▸ THE EXERCISE: Output every entry exactly as given.

▸ ENTRIES SHOWN:
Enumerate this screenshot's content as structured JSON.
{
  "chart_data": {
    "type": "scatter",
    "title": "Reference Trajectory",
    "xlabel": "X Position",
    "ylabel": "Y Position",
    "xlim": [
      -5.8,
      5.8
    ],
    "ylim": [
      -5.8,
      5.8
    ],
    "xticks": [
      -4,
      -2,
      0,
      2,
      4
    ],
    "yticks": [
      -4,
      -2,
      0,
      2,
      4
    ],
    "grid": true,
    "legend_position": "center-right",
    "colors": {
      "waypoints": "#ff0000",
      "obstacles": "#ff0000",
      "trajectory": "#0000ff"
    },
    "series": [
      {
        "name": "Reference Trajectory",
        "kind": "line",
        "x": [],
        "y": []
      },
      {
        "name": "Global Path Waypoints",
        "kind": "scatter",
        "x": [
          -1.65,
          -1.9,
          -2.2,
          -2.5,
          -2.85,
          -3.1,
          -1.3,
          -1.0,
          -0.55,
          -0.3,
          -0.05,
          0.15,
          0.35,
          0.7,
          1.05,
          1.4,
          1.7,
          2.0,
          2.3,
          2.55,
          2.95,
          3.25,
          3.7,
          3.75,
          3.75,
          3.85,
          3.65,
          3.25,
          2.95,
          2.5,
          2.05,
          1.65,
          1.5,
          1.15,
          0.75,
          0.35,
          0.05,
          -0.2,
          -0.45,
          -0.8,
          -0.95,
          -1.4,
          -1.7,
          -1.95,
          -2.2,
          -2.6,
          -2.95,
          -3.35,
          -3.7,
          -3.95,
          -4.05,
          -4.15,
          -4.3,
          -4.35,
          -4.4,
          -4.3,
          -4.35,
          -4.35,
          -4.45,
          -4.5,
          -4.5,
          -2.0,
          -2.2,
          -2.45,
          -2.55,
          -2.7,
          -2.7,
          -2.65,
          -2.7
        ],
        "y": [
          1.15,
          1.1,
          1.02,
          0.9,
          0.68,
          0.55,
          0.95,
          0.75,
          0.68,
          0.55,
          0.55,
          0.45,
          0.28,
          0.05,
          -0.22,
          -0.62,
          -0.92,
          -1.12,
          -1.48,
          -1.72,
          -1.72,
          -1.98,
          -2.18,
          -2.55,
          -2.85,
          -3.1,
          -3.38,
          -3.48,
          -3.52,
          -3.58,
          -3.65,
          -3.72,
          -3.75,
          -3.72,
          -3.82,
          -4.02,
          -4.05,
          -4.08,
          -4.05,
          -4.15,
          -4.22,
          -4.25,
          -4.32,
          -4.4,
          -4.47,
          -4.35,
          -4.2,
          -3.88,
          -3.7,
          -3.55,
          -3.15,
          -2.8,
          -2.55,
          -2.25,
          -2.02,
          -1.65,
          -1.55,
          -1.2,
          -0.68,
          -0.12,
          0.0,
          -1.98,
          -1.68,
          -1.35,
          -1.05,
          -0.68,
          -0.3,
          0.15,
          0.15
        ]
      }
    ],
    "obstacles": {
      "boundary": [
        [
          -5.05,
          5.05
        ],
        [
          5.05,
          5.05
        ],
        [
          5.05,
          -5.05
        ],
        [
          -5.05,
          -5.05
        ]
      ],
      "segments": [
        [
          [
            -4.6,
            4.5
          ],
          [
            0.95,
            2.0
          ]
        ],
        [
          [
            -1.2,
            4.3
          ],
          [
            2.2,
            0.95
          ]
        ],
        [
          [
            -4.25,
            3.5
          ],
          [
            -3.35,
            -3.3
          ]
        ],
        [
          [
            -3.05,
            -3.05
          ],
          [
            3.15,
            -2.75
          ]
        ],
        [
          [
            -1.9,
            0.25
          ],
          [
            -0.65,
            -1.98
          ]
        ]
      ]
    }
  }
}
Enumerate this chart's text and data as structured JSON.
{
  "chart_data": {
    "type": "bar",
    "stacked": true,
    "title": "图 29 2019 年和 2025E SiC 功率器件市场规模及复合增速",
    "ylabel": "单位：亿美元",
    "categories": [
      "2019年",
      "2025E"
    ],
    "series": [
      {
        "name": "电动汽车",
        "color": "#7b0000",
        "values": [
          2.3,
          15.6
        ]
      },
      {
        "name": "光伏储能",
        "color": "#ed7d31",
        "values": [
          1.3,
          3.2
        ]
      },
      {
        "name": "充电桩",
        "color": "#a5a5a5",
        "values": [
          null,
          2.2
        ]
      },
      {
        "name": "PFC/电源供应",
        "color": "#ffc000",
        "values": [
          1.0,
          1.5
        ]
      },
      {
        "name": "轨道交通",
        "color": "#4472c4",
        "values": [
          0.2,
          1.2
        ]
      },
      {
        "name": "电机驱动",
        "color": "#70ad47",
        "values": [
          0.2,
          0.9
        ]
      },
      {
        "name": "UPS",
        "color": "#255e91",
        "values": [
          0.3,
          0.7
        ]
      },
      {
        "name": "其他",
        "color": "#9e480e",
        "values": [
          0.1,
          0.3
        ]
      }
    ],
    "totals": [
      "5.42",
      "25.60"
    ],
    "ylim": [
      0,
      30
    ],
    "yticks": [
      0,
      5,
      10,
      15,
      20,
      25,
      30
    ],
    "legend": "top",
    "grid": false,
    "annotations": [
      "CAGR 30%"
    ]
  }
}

▸ OUTPUT FOR THIS TASK:
Enumerate this screenshot's content as structured JSON.
{
  "chart_data": {
    "type": "scatter",
    "title": "Reference Trajectory",
    "xlabel": "X Position",
    "ylabel": "Y Position",
    "xlim": [
      -5.8,
      5.8
    ],
    "ylim": [
      -5.8,
      5.8
    ],
    "xticks": [
      -4,
      -2,
      0,
      2,
      4
    ],
    "yticks": [
      -4,
      -2,
      0,
      2,
      4
    ],
    "grid": true,
    "legend_position": "center-right",
    "colors": {
      "waypoints": "#ff0000",
      "obstacles": "#ff0000",
      "trajectory": "#0000ff"
    },
    "series": [
      {
        "name": "Reference Trajectory",
        "kind": "line",
        "x": [],
        "y": []
      },
      {
        "name": "Global Path Waypoints",
        "kind": "scatter",
        "x": [
          -1.65,
          -1.9,
          -2.2,
          -2.5,
          -2.85,
          -3.1,
          -1.3,
          -1.0,
          -0.55,
          -0.3,
          -0.05,
          0.15,
          0.35,
          0.7,
          1.05,
          1.4,
          1.7,
          2.0,
          2.3,
          2.55,
          2.95,
          3.25,
          3.7,
          3.75,
          3.75,
          3.85,
          3.65,
          3.25,
          2.95,
          2.5,
          2.05,
          1.65,
          1.5,
          1.15,
          0.75,
          0.35,
          0.05,
          -0.2,
          -0.45,
          -0.8,
          -0.95,
          -1.4,
          -1.7,
          -1.95,
          -2.2,
          -2.6,
          -2.95,
          -3.35,
          -3.7,
          -3.95,
          -4.05,
          -4.15,
          -4.3,
          -4.35,
          -4.4,
          -4.3,
          -4.35,
          -4.35,
          -4.45,
          -4.5,
          -4.5,
          -2.0,
          -2.2,
          -2.45,
          -2.55,
          -2.7,
          -2.7,
          -2.65,
          -2.7
        ],
        "y": [
          1.15,
          1.1,
          1.02,
          0.9,
          0.68,
          0.55,
          0.95,
          0.75,
          0.68,
          0.55,
          0.55,
          0.45,
          0.28,
          0.05,
          -0.22,
          -0.62,
          -0.92,
          -1.12,
          -1.48,
          -1.72,
          -1.72,
          -1.98,
          -2.18,
          -2.55,
          -2.85,
          -3.1,
          -3.38,
          -3.48,
          -3.52,
          -3.58,
          -3.65,
          -3.72,
          -3.75,
          -3.72,
          -3.82,
          -4.02,
          -4.05,
          -4.08,
          -4.05,
          -4.15,
          -4.22,
          -4.25,
          -4.32,
          -4.4,
          -4.47,
          -4.35,
          -4.2,
          -3.88,
          -3.7,
          -3.55,
          -3.15,
          -2.8,
          -2.55,
          -2.25,
          -2.02,
          -1.65,
          -1.55,
          -1.2,
          -0.68,
          -0.12,
          0.0,
          -1.98,
          -1.68,
          -1.35,
          -1.05,
          -0.68,
          -0.3,
          0.15,
          0.15
        ]
      }
    ],
    "obstacles": {
      "boundary": [
        [
          -5.05,
          5.05
        ],
        [
          5.05,
          5.05
        ],
        [
          5.05,
          -5.05
        ],
        [
          -5.05,
          -5.05
        ]
      ],
      "segments": [
        [
          [
            -4.6,
            4.5
          ],
          [
            0.95,
            2.0
          ]
        ],
        [
          [
            -1.2,
            4.3
          ],
          [
            2.2,
            0.95
          ]
        ],
        [
          [
            -4.25,
            3.5
          ],
          [
            -3.35,
            -3.3
          ]
        ],
        [
          [
            -3.05,
            -3.05
          ],
          [
            3.15,
            -2.75
          ]
        ],
        [
          [
            -1.9,
            0.25
          ],
          [
            -0.65,
            -1.98
          ]
        ]
      ]
    }
  }
}
Enumerate this chart's text and data as structured JSON.
{
  "chart_data": {
    "type": "bar",
    "stacked": true,
    "title": "图 29 2019 年和 2025E SiC 功率器件市场规模及复合增速",
    "ylabel": "单位：亿美元",
    "categories": [
      "2019年",
      "2025E"
    ],
    "series": [
      {
        "name": "电动汽车",
        "color": "#7b0000",
        "values": [
          2.3,
          15.6
        ]
      },
      {
        "name": "光伏储能",
        "color": "#ed7d31",
        "values": [
          1.3,
          3.2
        ]
      },
      {
        "name": "充电桩",
        "color": "#a5a5a5",
        "values": [
          null,
          2.2
        ]
      },
      {
        "name": "PFC/电源供应",
        "color": "#ffc000",
        "values": [
          1.0,
          1.5
        ]
      },
      {
        "name": "轨道交通",
        "color": "#4472c4",
        "values": [
          0.2,
          1.2
        ]
      },
      {
        "name": "电机驱动",
        "color": "#70ad47",
        "values": [
          0.2,
          0.9
        ]
      },
      {
        "name": "UPS",
        "color": "#255e91",
        "values": [
          0.3,
          0.7
        ]
      },
      {
        "name": "其他",
        "color": "#9e480e",
        "values": [
          0.1,
          0.3
        ]
      }
    ],
    "totals": [
      "5.42",
      "25.60"
    ],
    "ylim": [
      0,
      30
    ],
    "yticks": [
      0,
      5,
      10,
      15,
      20,
      25,
      30
    ],
    "legend": "top",
    "grid": false,
    "annotations": [
      "CAGR 30%"
    ]
  }
}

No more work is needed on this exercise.